(Ilustração:
Klévisson Viana, na HQ Lampião... Era o cavalo do tempo atrás
da besta da vida; 1998, SP, Hedra)
Artur
Pires
Foi em Assaré, Cariri cearense, que vivi os primeiros
anos da minha infância. Nasci em Barbalha (por vontade de minha mãe, que é de
lá), também no Cariri (e viajava para lá e para o Crato com frequência para
visitar a parentada), mas é do Assaré que carrego as mais remotas
reminiscências pueris, lá pelos derradeiros anos da década de 80. Morávamos eu,
meus pais e uma das minhas irmãs numa casa simples e bonita, de mureta branca e
portãozinho de ferro - à vista de todos os que passavam em frente ao local -, jardim
multicor, tomado de flores e plantas, que davam uma suavizada de brisa leve e
fagueira ao calor de suar em bicas que fazia por aquelas bandas.
As samambaias suspensas em jarros se espreguiçavam na
varanda, os crótons margeavam os cantos do muro com sua mistura de cores, os
beija-flores toda manhã vinham bicar as papoulas e, pintando parte da paisagem
do jardim de encarnado, um bouganville vermelho recebia cotidianamente a visita
de sabiás e bem-te-vis em seus galhos.
No quintal, mais pés
de plantas: goiaba, ata, mostarda, pimenta malagueta, pimentão, tomate,
capim santo, erva cidreira e erva doce esverdeavam aquela parte de trás da
morada. Os calangos eram vistos aos magotes. Ficavam também por ali as galinhas
de capoeira que minha mãe criava. Nesta fase da infância, meus animais de
estimação eram os pintinhos. Quando brincava com eles, minha mãe ficava de olho
em mim para que não os esmagasse em arrochos desmedidos. Algumas vezes os vi
nascer, naquela luta árdua pela liberdade:
O
pinto dentro do ovo
aspirando
um mundo novo
não
deixa de biliscar,
bate
o bico, bate o bico,
bate
o bico, tico tico
pra
poder se libertar
(Patativa do Assaré – Lição do Pinto)

_ _ _ _ _

### Enunciado A:
Redigite, sem nenhuma alteração, o trecho do texto selecionado que vai de "As samambaias suspensas" até "em seus galhos.".
### Enunciado B:
Traduza para o inglês esta frase do texto selecionado: "Nesta fase da infância, meus animais de estimação eram os pintinhos."
Baseie-se somente no texto selecionado.

### Linhas de dados:

_ _ _ _ _

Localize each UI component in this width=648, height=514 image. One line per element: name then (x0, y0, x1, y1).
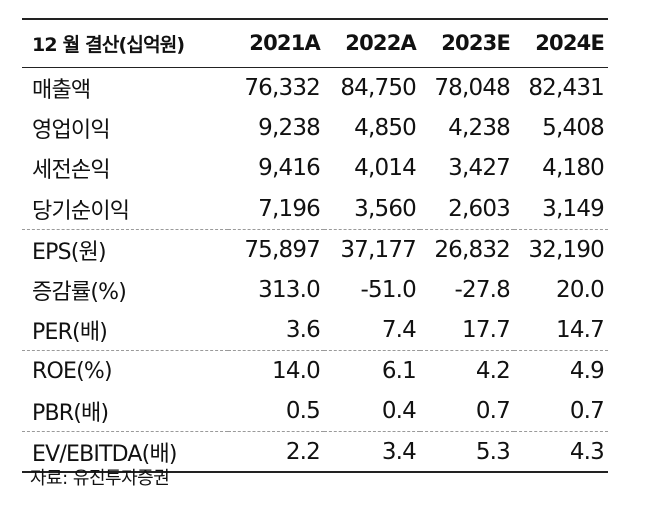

_ _ _ _ _

### Resultado A:
As samambaias suspensas em jarros se espreguiçavam na
varanda, os crótons margeavam os cantos do muro com sua mistura de cores, os
beija-flores toda manhã vinham bicar as papoulas e, pintando parte da paisagem
do jardim de encarnado, um bouganville vermelho recebia cotidianamente a visita
de sabiás e bem-te-vis em seus galhos.

### Resultado B:
At this stage of childhood, my pets were the chicks.